Do this: Extract every line below that contains the word "right".

(Items from a figure collection)

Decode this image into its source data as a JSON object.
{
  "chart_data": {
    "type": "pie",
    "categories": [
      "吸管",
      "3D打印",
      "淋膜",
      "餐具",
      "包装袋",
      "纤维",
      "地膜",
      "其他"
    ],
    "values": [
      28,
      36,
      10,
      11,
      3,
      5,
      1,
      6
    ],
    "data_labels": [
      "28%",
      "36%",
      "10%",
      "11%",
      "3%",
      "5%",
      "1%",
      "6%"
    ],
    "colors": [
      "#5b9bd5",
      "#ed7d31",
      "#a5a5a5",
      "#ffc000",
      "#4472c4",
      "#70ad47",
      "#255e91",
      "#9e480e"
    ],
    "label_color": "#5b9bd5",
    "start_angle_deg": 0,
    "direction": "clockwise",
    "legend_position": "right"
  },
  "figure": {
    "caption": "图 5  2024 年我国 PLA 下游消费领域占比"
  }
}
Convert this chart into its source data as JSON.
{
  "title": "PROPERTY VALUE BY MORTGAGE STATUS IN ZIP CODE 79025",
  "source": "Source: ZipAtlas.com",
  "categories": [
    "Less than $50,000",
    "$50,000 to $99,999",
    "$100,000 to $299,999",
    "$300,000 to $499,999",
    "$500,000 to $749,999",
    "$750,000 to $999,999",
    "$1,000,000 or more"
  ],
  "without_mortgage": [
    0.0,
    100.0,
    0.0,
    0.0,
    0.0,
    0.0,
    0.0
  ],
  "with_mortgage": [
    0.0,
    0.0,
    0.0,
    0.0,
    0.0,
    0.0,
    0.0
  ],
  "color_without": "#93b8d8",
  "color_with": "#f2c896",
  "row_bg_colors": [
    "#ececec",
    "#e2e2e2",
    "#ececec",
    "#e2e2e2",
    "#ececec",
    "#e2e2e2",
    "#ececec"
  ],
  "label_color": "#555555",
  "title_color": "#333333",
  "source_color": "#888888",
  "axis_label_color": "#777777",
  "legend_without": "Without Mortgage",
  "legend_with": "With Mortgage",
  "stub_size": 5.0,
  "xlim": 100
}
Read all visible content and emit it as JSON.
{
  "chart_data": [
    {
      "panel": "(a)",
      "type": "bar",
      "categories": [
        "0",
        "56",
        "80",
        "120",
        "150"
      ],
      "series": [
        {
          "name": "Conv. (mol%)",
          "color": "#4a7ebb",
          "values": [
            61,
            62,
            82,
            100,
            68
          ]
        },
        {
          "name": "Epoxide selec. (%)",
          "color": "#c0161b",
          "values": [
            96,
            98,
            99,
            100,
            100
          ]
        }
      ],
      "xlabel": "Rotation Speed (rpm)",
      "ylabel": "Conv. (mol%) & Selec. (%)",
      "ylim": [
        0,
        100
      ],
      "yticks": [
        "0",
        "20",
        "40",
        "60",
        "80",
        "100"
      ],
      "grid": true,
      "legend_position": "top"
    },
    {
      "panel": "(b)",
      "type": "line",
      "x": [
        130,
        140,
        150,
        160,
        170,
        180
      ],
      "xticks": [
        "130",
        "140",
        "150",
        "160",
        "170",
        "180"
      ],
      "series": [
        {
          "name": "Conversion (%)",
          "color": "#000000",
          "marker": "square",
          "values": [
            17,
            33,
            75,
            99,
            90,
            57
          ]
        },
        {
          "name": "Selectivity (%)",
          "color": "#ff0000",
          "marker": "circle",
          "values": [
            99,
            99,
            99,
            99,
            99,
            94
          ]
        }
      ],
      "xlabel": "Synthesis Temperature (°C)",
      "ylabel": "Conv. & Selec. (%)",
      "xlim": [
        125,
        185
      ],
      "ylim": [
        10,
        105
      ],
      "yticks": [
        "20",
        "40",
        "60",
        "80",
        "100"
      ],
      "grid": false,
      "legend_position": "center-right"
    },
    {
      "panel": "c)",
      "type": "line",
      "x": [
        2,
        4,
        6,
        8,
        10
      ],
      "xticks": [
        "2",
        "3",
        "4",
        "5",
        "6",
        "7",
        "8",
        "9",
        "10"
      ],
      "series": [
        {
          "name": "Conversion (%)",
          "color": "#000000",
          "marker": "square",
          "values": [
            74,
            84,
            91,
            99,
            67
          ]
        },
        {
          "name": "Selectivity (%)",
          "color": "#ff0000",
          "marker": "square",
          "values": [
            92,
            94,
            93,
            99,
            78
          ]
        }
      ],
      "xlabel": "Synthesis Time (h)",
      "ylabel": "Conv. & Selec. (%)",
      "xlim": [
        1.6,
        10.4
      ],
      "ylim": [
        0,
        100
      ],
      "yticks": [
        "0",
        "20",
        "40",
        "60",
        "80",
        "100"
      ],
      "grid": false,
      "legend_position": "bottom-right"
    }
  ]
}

Answer in full:
    "legend_position": "right"
      "legend_position": "center-right"
      "legend_position": "bottom-right"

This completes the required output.